*What you need to do*: Go over the entries below line by line, copying each one that contains the word "Diagnostic".

(Records excerpted from a collection)
++++++++++++++++++++
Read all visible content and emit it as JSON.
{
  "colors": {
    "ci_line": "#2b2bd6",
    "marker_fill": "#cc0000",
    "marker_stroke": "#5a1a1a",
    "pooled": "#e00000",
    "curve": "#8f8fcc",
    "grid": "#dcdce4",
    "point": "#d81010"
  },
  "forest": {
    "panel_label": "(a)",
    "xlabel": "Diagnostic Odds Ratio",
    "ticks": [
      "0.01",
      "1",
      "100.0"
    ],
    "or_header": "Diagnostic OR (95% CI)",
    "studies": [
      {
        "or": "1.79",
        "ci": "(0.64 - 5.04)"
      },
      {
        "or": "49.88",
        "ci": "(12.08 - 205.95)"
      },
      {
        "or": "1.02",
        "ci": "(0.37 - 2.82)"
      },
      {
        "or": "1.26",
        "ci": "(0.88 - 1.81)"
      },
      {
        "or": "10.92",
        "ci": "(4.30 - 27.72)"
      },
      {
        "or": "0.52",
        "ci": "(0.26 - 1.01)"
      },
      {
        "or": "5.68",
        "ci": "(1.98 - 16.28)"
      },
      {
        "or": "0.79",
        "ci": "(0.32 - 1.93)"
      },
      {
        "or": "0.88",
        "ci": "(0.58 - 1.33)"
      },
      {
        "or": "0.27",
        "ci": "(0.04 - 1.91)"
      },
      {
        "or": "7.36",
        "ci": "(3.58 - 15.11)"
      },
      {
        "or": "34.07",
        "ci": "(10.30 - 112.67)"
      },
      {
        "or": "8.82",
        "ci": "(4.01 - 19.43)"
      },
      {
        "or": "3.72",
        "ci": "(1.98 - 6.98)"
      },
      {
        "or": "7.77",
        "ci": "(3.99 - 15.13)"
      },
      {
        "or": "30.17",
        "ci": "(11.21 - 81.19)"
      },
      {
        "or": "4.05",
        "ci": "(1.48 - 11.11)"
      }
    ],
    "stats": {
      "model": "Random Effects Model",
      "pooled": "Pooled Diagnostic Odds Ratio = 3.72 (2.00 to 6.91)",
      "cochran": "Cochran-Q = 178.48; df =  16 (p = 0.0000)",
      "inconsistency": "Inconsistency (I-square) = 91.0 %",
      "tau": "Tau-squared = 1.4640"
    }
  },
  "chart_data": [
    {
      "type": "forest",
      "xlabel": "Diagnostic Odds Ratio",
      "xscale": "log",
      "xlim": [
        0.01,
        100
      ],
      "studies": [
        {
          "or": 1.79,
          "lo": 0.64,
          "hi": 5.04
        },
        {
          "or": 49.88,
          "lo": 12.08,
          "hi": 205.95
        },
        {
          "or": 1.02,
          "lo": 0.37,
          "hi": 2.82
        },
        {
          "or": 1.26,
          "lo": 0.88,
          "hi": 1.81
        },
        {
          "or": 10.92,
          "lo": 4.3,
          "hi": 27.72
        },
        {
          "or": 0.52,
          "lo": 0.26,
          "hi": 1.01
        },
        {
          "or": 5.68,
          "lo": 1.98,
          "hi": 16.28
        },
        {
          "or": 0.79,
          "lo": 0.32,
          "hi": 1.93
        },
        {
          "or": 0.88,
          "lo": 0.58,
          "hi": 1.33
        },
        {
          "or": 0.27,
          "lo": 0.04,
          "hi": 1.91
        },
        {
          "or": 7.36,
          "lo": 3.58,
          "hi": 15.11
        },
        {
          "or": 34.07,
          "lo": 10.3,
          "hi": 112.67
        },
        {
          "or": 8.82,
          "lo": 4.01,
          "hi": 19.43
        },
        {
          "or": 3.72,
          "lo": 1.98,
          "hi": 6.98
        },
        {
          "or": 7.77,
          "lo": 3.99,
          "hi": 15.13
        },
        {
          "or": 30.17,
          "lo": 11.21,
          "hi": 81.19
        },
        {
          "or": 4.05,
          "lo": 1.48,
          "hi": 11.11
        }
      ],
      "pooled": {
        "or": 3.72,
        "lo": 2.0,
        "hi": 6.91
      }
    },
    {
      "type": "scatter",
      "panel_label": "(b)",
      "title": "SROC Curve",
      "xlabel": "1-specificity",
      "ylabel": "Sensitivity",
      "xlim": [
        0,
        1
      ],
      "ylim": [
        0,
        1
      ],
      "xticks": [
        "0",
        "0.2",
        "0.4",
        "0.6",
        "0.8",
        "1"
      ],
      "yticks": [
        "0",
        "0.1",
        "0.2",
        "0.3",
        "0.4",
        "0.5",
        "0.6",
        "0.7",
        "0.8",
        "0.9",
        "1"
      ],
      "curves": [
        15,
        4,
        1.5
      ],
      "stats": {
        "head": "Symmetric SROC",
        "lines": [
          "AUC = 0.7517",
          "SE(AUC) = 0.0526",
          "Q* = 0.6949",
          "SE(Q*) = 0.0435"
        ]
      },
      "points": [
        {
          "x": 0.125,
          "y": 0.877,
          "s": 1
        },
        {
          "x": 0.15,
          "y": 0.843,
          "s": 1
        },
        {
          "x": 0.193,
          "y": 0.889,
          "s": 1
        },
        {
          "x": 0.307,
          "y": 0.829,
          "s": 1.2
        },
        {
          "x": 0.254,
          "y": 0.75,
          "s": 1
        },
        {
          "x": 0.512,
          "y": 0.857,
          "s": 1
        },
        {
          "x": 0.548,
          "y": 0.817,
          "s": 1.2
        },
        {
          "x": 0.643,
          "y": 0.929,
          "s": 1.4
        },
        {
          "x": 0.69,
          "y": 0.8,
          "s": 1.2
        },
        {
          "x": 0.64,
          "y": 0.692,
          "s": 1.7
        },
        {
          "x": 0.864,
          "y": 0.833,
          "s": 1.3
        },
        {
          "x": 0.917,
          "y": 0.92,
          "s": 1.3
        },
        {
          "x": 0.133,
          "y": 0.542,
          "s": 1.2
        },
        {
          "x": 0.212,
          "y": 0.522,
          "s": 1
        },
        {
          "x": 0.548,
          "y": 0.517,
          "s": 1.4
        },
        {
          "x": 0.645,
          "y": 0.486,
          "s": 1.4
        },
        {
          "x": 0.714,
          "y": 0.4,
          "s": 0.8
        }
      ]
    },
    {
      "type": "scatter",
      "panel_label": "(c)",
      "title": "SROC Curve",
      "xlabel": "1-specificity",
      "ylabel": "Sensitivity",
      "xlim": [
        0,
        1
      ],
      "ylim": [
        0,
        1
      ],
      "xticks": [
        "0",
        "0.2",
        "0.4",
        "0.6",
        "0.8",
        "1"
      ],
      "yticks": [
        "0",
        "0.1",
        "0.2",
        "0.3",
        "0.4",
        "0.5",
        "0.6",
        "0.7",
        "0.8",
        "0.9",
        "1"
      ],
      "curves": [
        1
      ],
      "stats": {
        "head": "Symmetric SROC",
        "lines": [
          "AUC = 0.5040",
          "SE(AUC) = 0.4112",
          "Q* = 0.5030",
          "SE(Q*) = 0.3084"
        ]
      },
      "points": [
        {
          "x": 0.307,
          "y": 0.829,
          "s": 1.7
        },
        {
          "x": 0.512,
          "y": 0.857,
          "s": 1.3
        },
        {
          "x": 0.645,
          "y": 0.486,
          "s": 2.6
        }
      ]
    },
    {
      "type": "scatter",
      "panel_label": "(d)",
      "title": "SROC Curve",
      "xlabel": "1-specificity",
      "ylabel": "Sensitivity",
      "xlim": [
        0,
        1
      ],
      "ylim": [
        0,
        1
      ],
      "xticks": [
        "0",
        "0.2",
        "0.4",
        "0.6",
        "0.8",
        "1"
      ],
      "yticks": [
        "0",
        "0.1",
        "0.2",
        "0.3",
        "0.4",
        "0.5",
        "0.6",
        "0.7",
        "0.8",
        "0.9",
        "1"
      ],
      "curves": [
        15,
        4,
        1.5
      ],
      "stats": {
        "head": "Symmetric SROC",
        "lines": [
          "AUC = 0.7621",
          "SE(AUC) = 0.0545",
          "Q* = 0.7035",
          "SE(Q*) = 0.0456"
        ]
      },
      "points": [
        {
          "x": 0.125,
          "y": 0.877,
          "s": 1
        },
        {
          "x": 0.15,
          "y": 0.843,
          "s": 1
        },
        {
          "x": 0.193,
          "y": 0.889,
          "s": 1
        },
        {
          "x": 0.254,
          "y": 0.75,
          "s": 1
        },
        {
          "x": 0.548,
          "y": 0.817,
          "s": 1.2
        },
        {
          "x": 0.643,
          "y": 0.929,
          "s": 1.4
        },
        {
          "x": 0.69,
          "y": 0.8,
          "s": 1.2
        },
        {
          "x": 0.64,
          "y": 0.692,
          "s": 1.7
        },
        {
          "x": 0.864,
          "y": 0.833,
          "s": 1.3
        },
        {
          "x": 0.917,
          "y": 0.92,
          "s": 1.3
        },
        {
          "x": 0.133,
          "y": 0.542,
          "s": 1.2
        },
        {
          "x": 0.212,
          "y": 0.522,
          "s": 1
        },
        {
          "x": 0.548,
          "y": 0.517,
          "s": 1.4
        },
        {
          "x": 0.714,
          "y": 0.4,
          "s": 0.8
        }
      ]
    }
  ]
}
++++++++++++++++++++
*Response below*:
    "xlabel": "Diagnostic Odds Ratio",
    "or_header": "Diagnostic OR (95% CI)",
      "pooled": "Pooled Diagnostic Odds Ratio = 3.72 (2.00 to 6.91)",
      "xlabel": "Diagnostic Odds Ratio",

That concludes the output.